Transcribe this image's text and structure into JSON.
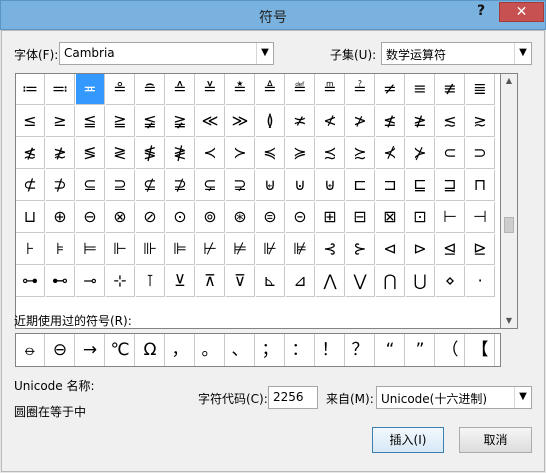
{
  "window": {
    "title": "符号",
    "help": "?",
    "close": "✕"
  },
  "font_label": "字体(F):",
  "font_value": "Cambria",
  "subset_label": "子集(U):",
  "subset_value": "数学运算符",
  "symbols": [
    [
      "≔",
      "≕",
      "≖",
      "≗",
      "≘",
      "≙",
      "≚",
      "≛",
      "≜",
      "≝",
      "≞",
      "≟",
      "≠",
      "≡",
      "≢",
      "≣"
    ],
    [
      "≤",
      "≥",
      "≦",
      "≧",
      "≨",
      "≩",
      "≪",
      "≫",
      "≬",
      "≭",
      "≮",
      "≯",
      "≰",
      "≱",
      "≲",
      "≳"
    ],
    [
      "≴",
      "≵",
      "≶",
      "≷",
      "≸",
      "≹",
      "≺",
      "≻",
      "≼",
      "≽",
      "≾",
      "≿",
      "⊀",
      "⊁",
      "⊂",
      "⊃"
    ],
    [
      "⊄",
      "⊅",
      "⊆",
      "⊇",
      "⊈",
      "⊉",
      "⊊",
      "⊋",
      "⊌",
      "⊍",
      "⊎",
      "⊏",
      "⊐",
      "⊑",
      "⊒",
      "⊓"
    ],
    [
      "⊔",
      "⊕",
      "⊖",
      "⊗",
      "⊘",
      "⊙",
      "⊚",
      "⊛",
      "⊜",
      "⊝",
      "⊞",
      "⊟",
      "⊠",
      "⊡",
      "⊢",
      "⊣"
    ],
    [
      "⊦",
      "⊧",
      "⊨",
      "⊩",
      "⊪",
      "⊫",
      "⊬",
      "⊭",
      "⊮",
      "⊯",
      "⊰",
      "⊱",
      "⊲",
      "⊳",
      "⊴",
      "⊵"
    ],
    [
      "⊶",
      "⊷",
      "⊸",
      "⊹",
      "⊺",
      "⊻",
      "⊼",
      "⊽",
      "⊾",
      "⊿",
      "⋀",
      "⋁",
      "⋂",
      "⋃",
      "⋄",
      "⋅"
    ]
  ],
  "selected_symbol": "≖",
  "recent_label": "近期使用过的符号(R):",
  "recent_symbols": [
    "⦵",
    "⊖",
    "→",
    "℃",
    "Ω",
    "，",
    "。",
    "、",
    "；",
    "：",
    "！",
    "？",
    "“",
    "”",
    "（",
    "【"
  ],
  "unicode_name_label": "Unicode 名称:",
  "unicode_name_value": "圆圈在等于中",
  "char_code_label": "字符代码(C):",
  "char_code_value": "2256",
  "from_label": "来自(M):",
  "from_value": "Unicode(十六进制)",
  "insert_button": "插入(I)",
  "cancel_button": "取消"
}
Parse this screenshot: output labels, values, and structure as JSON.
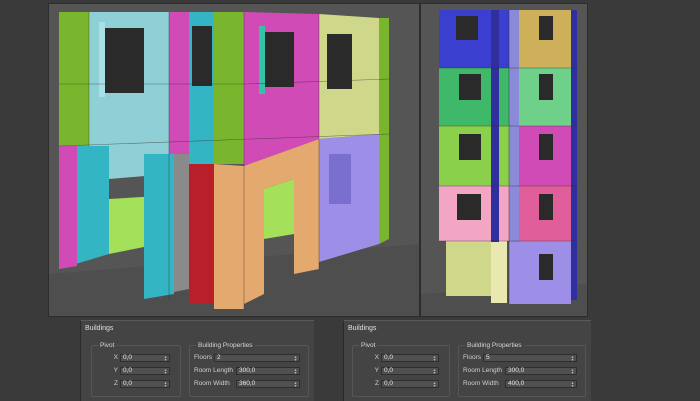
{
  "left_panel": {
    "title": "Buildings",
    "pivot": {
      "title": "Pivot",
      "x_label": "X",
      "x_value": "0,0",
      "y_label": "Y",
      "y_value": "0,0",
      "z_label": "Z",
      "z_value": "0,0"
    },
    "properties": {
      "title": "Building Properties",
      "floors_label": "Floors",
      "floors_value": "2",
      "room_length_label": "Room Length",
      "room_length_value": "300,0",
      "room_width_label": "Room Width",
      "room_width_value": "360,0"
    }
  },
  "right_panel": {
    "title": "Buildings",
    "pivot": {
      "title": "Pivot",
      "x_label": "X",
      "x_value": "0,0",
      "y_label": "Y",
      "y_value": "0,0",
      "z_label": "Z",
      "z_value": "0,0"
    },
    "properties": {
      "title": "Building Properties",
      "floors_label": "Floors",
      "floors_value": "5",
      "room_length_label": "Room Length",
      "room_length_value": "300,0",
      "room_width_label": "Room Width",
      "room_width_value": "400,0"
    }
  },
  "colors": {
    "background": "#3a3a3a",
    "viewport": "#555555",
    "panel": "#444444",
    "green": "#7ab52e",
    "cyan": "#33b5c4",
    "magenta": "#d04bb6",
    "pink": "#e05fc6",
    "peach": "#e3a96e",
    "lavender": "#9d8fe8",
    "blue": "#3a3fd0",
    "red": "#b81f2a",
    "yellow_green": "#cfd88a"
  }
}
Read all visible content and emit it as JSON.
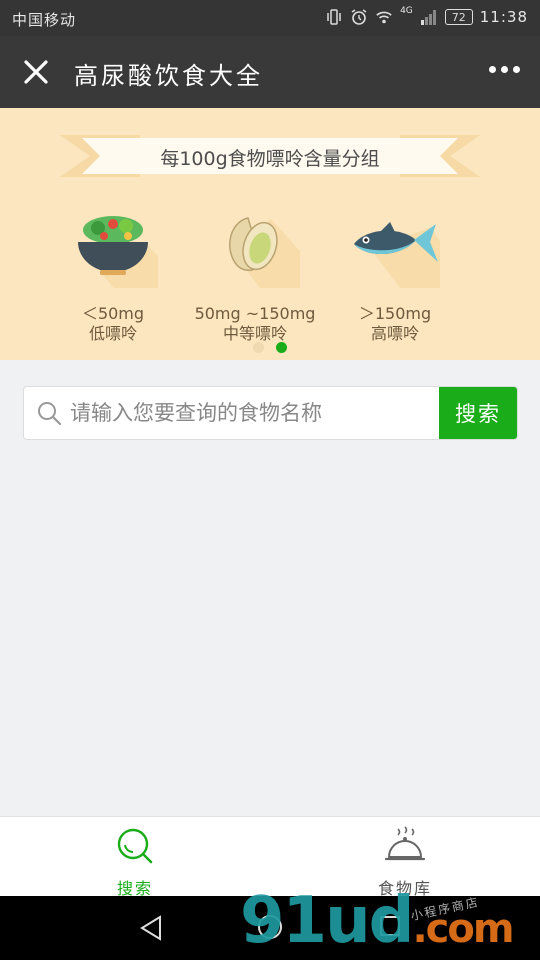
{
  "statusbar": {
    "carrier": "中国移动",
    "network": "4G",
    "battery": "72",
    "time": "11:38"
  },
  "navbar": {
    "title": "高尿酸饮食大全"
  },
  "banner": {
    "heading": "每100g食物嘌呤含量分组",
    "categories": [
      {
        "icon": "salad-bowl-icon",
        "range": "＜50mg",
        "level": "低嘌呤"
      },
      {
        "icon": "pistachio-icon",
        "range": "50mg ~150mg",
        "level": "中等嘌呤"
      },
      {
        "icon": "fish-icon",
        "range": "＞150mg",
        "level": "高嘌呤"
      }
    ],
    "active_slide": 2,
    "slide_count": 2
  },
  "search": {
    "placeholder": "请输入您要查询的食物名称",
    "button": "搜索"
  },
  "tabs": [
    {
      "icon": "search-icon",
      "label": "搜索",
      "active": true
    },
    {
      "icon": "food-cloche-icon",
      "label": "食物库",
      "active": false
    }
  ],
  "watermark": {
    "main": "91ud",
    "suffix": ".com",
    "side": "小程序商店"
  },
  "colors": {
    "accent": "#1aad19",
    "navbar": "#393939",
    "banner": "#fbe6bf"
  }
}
○ ○ ○ ○
**WHAT YOU WILL DO**: Set out every line from the material that contains the string "JSON".

**WORKED ANSWER**:
Transcribe this image's text and structure into JSON.
Parse this screenshot: output labels, values, and structure as JSON.
Read all visible content and emit it as JSON.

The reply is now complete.